> _GIVEN TASK_
Return the records that follow, matching each one exactly.

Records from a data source
═══
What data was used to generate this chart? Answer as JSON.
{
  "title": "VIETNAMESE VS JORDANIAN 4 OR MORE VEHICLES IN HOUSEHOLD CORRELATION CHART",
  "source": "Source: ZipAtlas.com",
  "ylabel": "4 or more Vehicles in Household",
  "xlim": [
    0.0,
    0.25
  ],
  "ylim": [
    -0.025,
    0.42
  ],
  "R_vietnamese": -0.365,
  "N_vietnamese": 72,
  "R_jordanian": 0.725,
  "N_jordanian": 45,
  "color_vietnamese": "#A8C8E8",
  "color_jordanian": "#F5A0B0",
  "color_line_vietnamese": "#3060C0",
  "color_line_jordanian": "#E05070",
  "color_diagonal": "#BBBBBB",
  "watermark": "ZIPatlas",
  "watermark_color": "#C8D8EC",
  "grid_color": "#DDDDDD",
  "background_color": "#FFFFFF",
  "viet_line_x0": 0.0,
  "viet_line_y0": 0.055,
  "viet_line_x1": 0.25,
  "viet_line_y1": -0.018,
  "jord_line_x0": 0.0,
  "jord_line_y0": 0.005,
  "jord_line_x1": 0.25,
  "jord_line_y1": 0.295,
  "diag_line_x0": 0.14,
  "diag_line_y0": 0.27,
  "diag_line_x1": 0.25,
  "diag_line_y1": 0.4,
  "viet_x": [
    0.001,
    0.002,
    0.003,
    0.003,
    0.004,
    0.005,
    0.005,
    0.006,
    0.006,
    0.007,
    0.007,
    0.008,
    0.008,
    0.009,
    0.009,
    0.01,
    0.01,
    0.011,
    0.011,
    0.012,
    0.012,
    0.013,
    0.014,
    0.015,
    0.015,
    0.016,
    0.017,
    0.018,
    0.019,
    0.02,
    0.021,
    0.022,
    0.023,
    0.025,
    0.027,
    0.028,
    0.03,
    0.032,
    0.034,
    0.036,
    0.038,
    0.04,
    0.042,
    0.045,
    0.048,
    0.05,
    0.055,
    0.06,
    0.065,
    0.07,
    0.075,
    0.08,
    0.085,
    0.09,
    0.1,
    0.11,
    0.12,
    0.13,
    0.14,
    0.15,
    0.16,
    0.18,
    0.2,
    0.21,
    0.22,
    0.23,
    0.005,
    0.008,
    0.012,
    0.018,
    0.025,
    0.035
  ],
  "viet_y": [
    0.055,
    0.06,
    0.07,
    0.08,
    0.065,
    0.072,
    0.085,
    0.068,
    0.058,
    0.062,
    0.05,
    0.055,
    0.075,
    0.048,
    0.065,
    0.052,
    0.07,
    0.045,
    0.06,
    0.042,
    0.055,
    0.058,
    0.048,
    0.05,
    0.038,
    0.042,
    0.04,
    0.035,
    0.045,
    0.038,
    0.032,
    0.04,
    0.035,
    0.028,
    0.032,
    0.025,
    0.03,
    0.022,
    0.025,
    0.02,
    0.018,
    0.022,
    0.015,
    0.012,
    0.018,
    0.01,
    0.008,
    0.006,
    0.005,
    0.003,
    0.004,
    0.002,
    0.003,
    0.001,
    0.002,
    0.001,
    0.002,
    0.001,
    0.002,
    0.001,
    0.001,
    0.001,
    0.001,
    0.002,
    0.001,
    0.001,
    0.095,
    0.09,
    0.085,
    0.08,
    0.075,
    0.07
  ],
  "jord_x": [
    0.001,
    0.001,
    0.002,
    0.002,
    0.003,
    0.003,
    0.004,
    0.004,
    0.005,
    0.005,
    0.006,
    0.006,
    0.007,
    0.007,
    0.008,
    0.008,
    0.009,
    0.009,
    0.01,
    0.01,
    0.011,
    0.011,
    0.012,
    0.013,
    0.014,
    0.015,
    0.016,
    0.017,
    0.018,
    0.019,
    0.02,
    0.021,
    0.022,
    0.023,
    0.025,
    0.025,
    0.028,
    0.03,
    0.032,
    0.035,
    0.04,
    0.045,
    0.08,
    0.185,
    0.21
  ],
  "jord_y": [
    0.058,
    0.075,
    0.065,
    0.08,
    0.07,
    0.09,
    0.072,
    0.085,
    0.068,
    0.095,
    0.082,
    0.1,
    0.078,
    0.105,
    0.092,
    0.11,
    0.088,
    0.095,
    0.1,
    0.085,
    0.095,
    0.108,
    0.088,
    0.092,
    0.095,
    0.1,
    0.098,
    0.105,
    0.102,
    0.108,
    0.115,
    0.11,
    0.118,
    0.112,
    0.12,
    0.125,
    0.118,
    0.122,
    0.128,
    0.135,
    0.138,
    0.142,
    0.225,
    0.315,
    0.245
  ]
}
═══
> _SOLUTION FOR THIS PROBLEM_
What data was used to generate this chart? Answer as JSON.
{
  "title": "VIETNAMESE VS JORDANIAN 4 OR MORE VEHICLES IN HOUSEHOLD CORRELATION CHART",
  "source": "Source: ZipAtlas.com",
  "ylabel": "4 or more Vehicles in Household",
  "xlim": [
    0.0,
    0.25
  ],
  "ylim": [
    -0.025,
    0.42
  ],
  "R_vietnamese": -0.365,
  "N_vietnamese": 72,
  "R_jordanian": 0.725,
  "N_jordanian": 45,
  "color_vietnamese": "#A8C8E8",
  "color_jordanian": "#F5A0B0",
  "color_line_vietnamese": "#3060C0",
  "color_line_jordanian": "#E05070",
  "color_diagonal": "#BBBBBB",
  "watermark": "ZIPatlas",
  "watermark_color": "#C8D8EC",
  "grid_color": "#DDDDDD",
  "background_color": "#FFFFFF",
  "viet_line_x0": 0.0,
  "viet_line_y0": 0.055,
  "viet_line_x1": 0.25,
  "viet_line_y1": -0.018,
  "jord_line_x0": 0.0,
  "jord_line_y0": 0.005,
  "jord_line_x1": 0.25,
  "jord_line_y1": 0.295,
  "diag_line_x0": 0.14,
  "diag_line_y0": 0.27,
  "diag_line_x1": 0.25,
  "diag_line_y1": 0.4,
  "viet_x": [
    0.001,
    0.002,
    0.003,
    0.003,
    0.004,
    0.005,
    0.005,
    0.006,
    0.006,
    0.007,
    0.007,
    0.008,
    0.008,
    0.009,
    0.009,
    0.01,
    0.01,
    0.011,
    0.011,
    0.012,
    0.012,
    0.013,
    0.014,
    0.015,
    0.015,
    0.016,
    0.017,
    0.018,
    0.019,
    0.02,
    0.021,
    0.022,
    0.023,
    0.025,
    0.027,
    0.028,
    0.03,
    0.032,
    0.034,
    0.036,
    0.038,
    0.04,
    0.042,
    0.045,
    0.048,
    0.05,
    0.055,
    0.06,
    0.065,
    0.07,
    0.075,
    0.08,
    0.085,
    0.09,
    0.1,
    0.11,
    0.12,
    0.13,
    0.14,
    0.15,
    0.16,
    0.18,
    0.2,
    0.21,
    0.22,
    0.23,
    0.005,
    0.008,
    0.012,
    0.018,
    0.025,
    0.035
  ],
  "viet_y": [
    0.055,
    0.06,
    0.07,
    0.08,
    0.065,
    0.072,
    0.085,
    0.068,
    0.058,
    0.062,
    0.05,
    0.055,
    0.075,
    0.048,
    0.065,
    0.052,
    0.07,
    0.045,
    0.06,
    0.042,
    0.055,
    0.058,
    0.048,
    0.05,
    0.038,
    0.042,
    0.04,
    0.035,
    0.045,
    0.038,
    0.032,
    0.04,
    0.035,
    0.028,
    0.032,
    0.025,
    0.03,
    0.022,
    0.025,
    0.02,
    0.018,
    0.022,
    0.015,
    0.012,
    0.018,
    0.01,
    0.008,
    0.006,
    0.005,
    0.003,
    0.004,
    0.002,
    0.003,
    0.001,
    0.002,
    0.001,
    0.002,
    0.001,
    0.002,
    0.001,
    0.001,
    0.001,
    0.001,
    0.002,
    0.001,
    0.001,
    0.095,
    0.09,
    0.085,
    0.08,
    0.075,
    0.07
  ],
  "jord_x": [
    0.001,
    0.001,
    0.002,
    0.002,
    0.003,
    0.003,
    0.004,
    0.004,
    0.005,
    0.005,
    0.006,
    0.006,
    0.007,
    0.007,
    0.008,
    0.008,
    0.009,
    0.009,
    0.01,
    0.01,
    0.011,
    0.011,
    0.012,
    0.013,
    0.014,
    0.015,
    0.016,
    0.017,
    0.018,
    0.019,
    0.02,
    0.021,
    0.022,
    0.023,
    0.025,
    0.025,
    0.028,
    0.03,
    0.032,
    0.035,
    0.04,
    0.045,
    0.08,
    0.185,
    0.21
  ],
  "jord_y": [
    0.058,
    0.075,
    0.065,
    0.08,
    0.07,
    0.09,
    0.072,
    0.085,
    0.068,
    0.095,
    0.082,
    0.1,
    0.078,
    0.105,
    0.092,
    0.11,
    0.088,
    0.095,
    0.1,
    0.085,
    0.095,
    0.108,
    0.088,
    0.092,
    0.095,
    0.1,
    0.098,
    0.105,
    0.102,
    0.108,
    0.115,
    0.11,
    0.118,
    0.112,
    0.12,
    0.125,
    0.118,
    0.122,
    0.128,
    0.135,
    0.138,
    0.142,
    0.225,
    0.315,
    0.245
  ]
}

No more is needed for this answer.